- [Given task A]
In the excerpt on municipal charters, what does submitting a charter to the people amount to, instead of a delegation of legislative authority?

- [Excerpt]
__________________________________________________

Having this authority, it has been doubted whether the legislature had the lawful right to submit the question of the adoption or rejection of a municipal charter to the people for whom it was created; but the weight of authority is, and the practice is now general, to submit to those interested, and who are to take upon themselves the burdens imposed by a municipal government, if the same is established, the question as to the adoption or rejection of the charter. And this is not the delegation of legislative authority to the people. It is merely attaching a condition to the law and providing that it shall take effect upon the happening of a certain event. 1 Dillon’s Mun. Corp. sec. 23.

The legislature having absolute authority to establish a municipal government for a town or city without consulting the people of such town or city, or obtaining their consent, it follows that the legislature may cause the establishing of such municipalgovernment to depend upon the happening of any future contingency or event.

It is objected that this act of incorporation did not become a law by virtue of the will of the legislature, but by virtue of the will of the people to whom the question of its adoption was submitted. This objection is not supported by authority. The legislature may attach such conditions as to the taking effect of laws as it sees proper.

In the case of Slack v. The M. & L. Railroad Co. *20913 B. Mon. 23, the court says: “It is not essential to the character and force of a law that the legislative enactment should itself command to be done everything for which it provides. The legislative power to command a particular thing to be done includes the power to authorize it to be done. The act done under authority conferred by the legislature is precisely as legal and valid as if done in obedience to a legislative command. Each is entitled to the same force and efficacy, and each must be followed by all the consequences which, either by the general law or by the particular statute, are annexed to the particular law, because such is done in effectuation of the legislative will, and each, when done according to that will, has all the sanction which the legislative power can give. Each is, therefore, entitled to the aid of the whole power of the government to uphold it, and to 'maintain the rights flowing from it. A peremptory statute is at once mandatory and requires obedience, and thus is at once a perfect law in all respects. A statute giving authority to do or not to do, and presenting the consequences of the act done, has not, until the act is done, any mandatory effect requiring immediate obedience, except so far as it regulates the time and manner of doing the act, and expressly or impliedly commands that the agent shall not be prevented from doing it according to the discretion allowed. Beyond that it has not a mandatory effect till the act is done, and is not, until then, a perfect law as to all the purposes provided for. In other words, it does not take its final effect as a mandatory law until the discretionary act is done, upon which it is to have its final and peremptory operation. So far as such a statute confers authority and discretion, it is as obligatory from the first as the legislative power can make it. And although its ’further practical efficacy may depend upon the discretionary act of some other body or individual, it is not derived from that discretion, *210but from the will of the legislature which authorized the act and prescribed its consequences.”

__________________________________________________

[Source data]
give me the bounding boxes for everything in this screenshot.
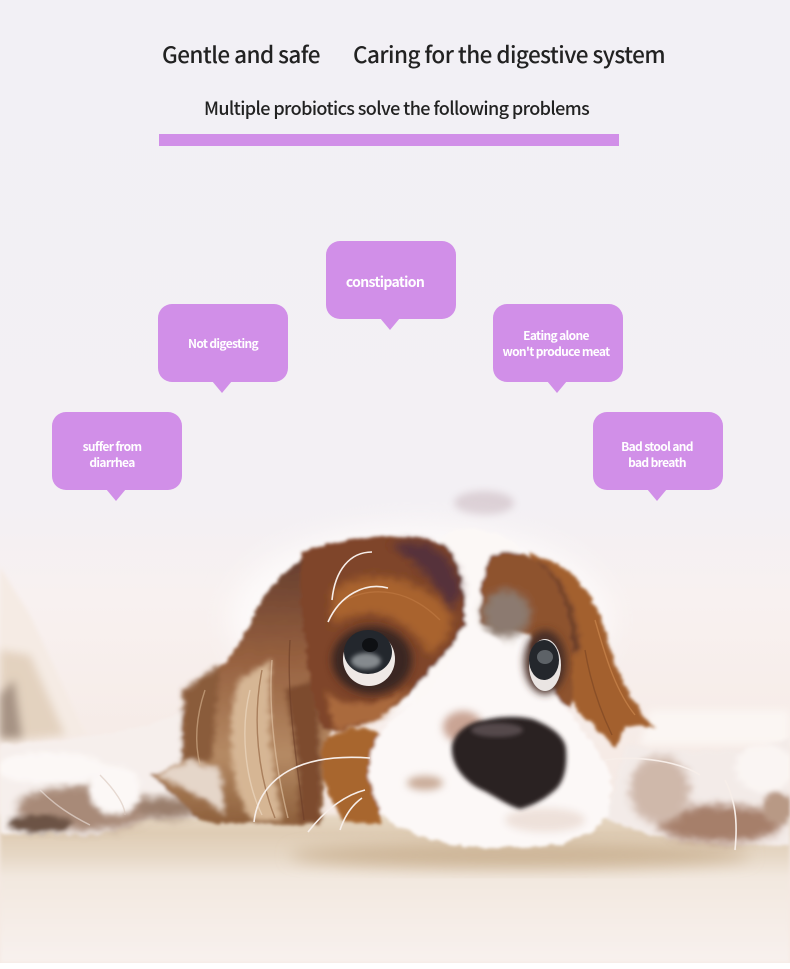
blurry background object bbox=[454, 491, 514, 515]
speech bubble: diarrhea: diarrhea bbox=[89, 454, 135, 471]
speech bubble: eating alone: won't produce meat bbox=[502, 343, 610, 360]
white head fur halo bbox=[230, 525, 610, 715]
speech bubble: diarrhea: suffer from bbox=[83, 438, 141, 455]
right ear bbox=[530, 554, 656, 748]
whiskers bbox=[254, 552, 736, 850]
speech bubble: eating alone: Eating alone bbox=[523, 327, 589, 344]
dog body and head bbox=[0, 530, 790, 847]
carpet shadow under dog bbox=[290, 842, 750, 868]
white muzzle bbox=[369, 617, 611, 847]
title: Caring for the digestive system bbox=[353, 38, 665, 70]
left ear bbox=[151, 545, 340, 825]
left eye bbox=[332, 626, 412, 694]
title: Gentle and safe bbox=[162, 38, 320, 70]
blurred skirting bbox=[640, 710, 790, 745]
speech bubble: bad breath: Bad stool and bbox=[621, 438, 693, 455]
purple divider bar bbox=[159, 134, 619, 146]
muzzle freckles bbox=[407, 711, 585, 832]
right eye bbox=[524, 630, 566, 694]
speech bubble: constipation: constipation bbox=[346, 272, 424, 292]
left brown face patch bbox=[300, 537, 465, 732]
nose bbox=[452, 717, 566, 809]
speech bubble: bad breath bbox=[593, 412, 723, 501]
left paw bbox=[0, 712, 205, 835]
bottom strip bbox=[0, 963, 790, 969]
speech bubble: bad breath: bad breath bbox=[628, 454, 686, 471]
speech bubble: constipation bbox=[326, 241, 456, 330]
speech bubble: diarrhea bbox=[52, 412, 182, 501]
subtitle: Multiple probiotics solve the following problems bbox=[204, 95, 589, 121]
carpet bbox=[0, 815, 790, 963]
title bbox=[162, 38, 665, 70]
white forehead bbox=[400, 530, 530, 780]
fur strands bbox=[40, 592, 635, 825]
right brown face patch bbox=[480, 552, 573, 708]
speech bubble: not digesting bbox=[158, 304, 288, 393]
speech bubble: eating alone bbox=[493, 304, 623, 393]
paw under chin bbox=[322, 728, 382, 825]
speech bubble: not digesting: Not digesting bbox=[188, 335, 258, 352]
right paw bbox=[606, 735, 790, 846]
blurred object at left bbox=[0, 567, 86, 745]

__________________________________________________

- [Given task B]
Edit the records, giving back only the lines from the one containing "blurry background object" down to the one containing "speech bubble: eating alone: Eating". Replace "speech bubble" with "callout" and leave everything else unchanged.

- [Result A]
It merely attaches a condition to the law, providing that the law takes effect upon the happening of a certain event.

- [Result B]
blurry background object bbox=[454, 491, 514, 515]
callout: diarrhea: diarrhea bbox=[89, 454, 135, 471]
callout: eating alone: won't produce meat bbox=[502, 343, 610, 360]
white head fur halo bbox=[230, 525, 610, 715]
callout: diarrhea: suffer from bbox=[83, 438, 141, 455]
right ear bbox=[530, 554, 656, 748]
whiskers bbox=[254, 552, 736, 850]
callout: eating alone: Eating alone bbox=[523, 327, 589, 344]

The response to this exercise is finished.